> **Task prompt**
Report the total number of lines that include the string "Securities", without any other text.

Saved data entries

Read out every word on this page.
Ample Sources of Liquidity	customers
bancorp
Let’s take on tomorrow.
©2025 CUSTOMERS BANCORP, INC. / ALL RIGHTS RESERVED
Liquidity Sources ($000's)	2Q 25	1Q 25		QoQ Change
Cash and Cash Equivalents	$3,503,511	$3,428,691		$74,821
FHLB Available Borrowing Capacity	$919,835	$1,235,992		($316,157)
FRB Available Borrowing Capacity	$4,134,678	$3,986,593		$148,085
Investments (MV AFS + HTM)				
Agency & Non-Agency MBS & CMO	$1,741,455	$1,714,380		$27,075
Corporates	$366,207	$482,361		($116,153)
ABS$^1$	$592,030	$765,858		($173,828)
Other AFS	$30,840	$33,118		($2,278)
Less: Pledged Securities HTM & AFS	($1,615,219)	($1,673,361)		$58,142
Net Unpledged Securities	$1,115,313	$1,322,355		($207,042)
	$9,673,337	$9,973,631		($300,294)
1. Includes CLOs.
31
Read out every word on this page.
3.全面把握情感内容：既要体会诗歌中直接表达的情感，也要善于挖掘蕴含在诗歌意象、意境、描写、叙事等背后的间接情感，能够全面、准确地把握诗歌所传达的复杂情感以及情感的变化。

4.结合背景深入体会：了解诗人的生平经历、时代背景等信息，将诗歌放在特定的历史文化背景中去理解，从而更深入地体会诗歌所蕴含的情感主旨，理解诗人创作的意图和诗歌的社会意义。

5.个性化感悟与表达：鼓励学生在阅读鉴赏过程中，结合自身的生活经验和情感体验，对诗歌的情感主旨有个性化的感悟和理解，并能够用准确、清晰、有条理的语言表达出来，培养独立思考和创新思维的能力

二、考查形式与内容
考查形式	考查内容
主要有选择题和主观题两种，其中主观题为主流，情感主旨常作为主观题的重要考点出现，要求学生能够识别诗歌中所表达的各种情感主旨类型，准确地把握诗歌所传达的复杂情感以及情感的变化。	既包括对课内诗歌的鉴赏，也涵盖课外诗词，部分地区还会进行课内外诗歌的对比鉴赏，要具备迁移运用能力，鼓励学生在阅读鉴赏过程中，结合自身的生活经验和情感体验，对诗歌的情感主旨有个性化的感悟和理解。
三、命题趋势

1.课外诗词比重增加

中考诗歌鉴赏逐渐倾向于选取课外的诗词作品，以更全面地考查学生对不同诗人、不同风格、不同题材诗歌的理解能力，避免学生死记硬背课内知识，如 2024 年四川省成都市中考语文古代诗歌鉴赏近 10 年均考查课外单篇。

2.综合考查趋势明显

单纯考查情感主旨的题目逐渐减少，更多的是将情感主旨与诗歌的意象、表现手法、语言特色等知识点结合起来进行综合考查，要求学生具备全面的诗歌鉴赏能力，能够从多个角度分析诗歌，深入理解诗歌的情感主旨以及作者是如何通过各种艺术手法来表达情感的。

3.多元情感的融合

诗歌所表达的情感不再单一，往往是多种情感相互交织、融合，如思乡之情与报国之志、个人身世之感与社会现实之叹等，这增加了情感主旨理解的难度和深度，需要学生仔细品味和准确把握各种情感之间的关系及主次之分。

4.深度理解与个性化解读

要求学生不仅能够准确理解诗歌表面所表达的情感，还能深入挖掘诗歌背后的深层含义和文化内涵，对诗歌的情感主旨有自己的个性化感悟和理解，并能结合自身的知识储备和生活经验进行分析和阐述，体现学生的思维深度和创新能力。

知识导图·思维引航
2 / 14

> **Solved exercise**
2